§ Task objective
From the entries below, pull out each line where "under" appears.

§ Items from a data source
****************************************
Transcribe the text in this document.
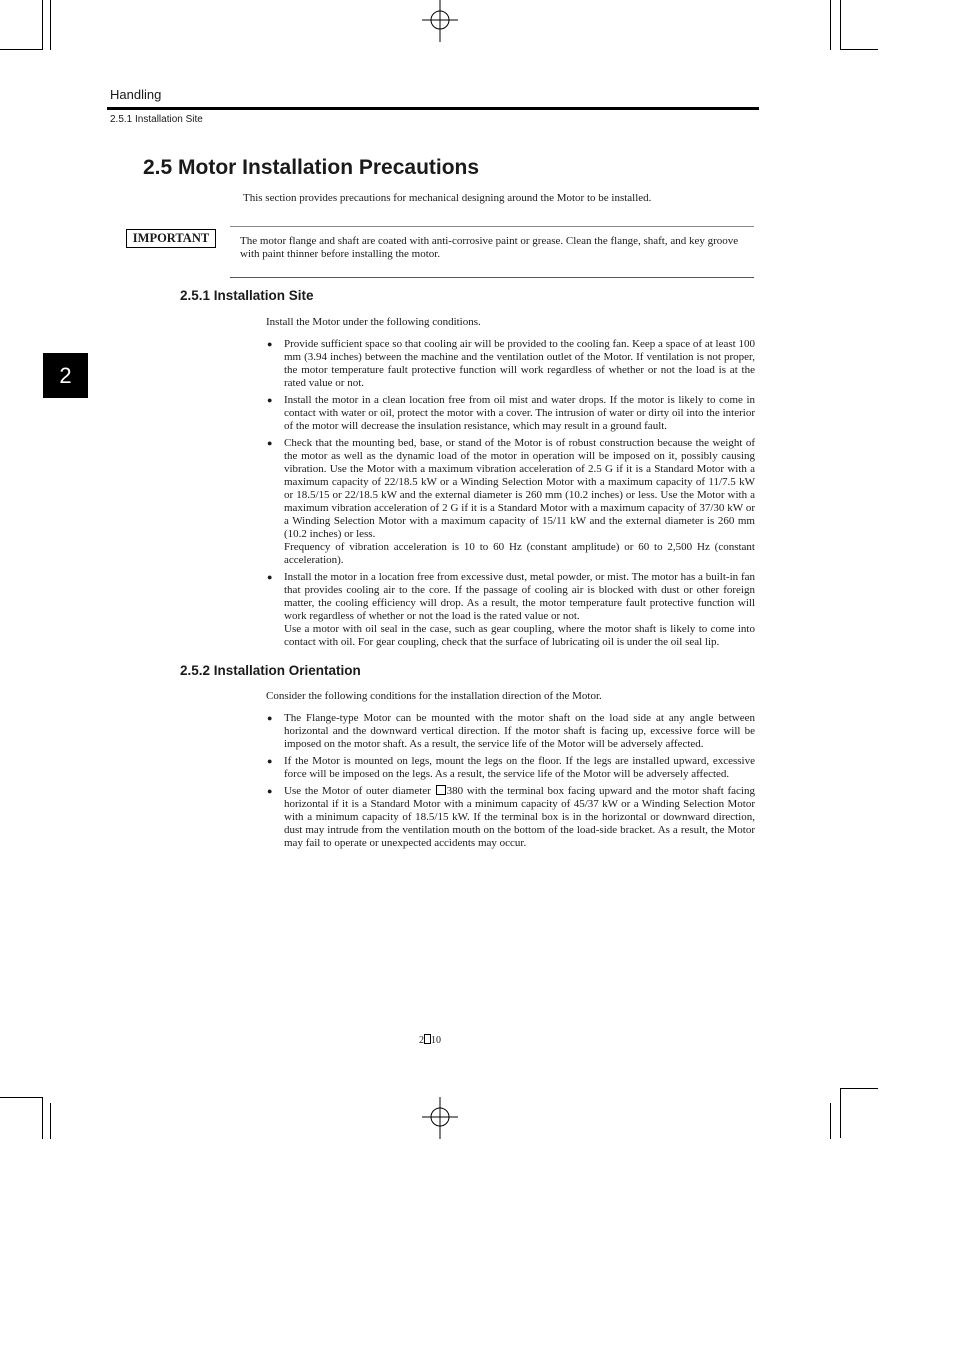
Handling
2.5.1 Installation Site
2
2.5 Motor Installation Precautions
This section provides precautions for mechanical designing around the Motor to be installed.
IMPORTANT	The motor flange and shaft are coated with anti-corrosive paint or grease. Clean the flange, shaft, and key groove with paint thinner before installing the motor.
2.5.1 Installation Site
Install the Motor under the following conditions.
● Provide sufficient space so that cooling air will be provided to the cooling fan. Keep a space of at least 100 mm (3.94 inches) between the machine and the ventilation outlet of the Motor. If ventilation is not proper, the motor temperature fault protective function will work regardless of whether or not the load is at the rated value or not.
● Install the motor in a clean location free from oil mist and water drops. If the motor is likely to come in contact with water or oil, protect the motor with a cover. The intrusion of water or dirty oil into the interior of the motor will decrease the insulation resistance, which may result in a ground fault.
● Check that the mounting bed, base, or stand of the Motor is of robust construction because the weight of the motor as well as the dynamic load of the motor in operation will be imposed on it, possibly causing vibration. Use the Motor with a maximum vibration acceleration of 2.5 G if it is a Standard Motor with a maximum capacity of 22/18.5 kW or a Winding Selection Motor with a maximum capacity of 11/7.5 kW or 18.5/15 or 22/18.5 kW and the external diameter is 260 mm (10.2 inches) or less. Use the Motor with a maximum vibration acceleration of 2 G if it is a Standard Motor with a maximum capacity of 37/30 kW or a Winding Selection Motor with a maximum capacity of 15/11 kW and the external diameter is 260 mm (10.2 inches) or less.
Frequency of vibration acceleration is 10 to 60 Hz (constant amplitude) or 60 to 2,500 Hz (constant acceleration).
● Install the motor in a location free from excessive dust, metal powder, or mist. The motor has a built-in fan that provides cooling air to the core. If the passage of cooling air is blocked with dust or other foreign matter, the cooling efficiency will drop. As a result, the motor temperature fault protective function will work regardless of whether or not the load is the rated value or not.
Use a motor with oil seal in the case, such as gear coupling, where the motor shaft is likely to come into contact with oil. For gear coupling, check that the surface of lubricating oil is under the oil seal lip.
2.5.2 Installation Orientation
Consider the following conditions for the installation direction of the Motor.
● The Flange-type Motor can be mounted with the motor shaft on the load side at any angle between horizontal and the downward vertical direction. If the motor shaft is facing up, excessive force will be imposed on the motor shaft. As a result, the service life of the Motor will be adversely affected.
● If the Motor is mounted on legs, mount the legs on the floor. If the legs are installed upward, excessive force will be imposed on the legs. As a result, the service life of the Motor will be adversely affected.
● Use the Motor of outer diameter 380 with the terminal box facing upward and the motor shaft facing horizontal if it is a Standard Motor with a minimum capacity of 45/37 kW or a Winding Selection Motor with a minimum capacity of 18.5/15 kW. If the terminal box is in the horizontal or downward direction, dust may intrude from the ventilation mouth on the bottom of the load-side bracket. As a result, the Motor may fail to operate or unexpected accidents may occur.
2 10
****************************************
§ Reply
Install the Motor under the following conditions.
Use a motor with oil seal in the case, such as gear coupling, where the motor shaft is likely to come into contact with oil. For gear coupling, check that the surface of lubricating oil is under the oil seal lip.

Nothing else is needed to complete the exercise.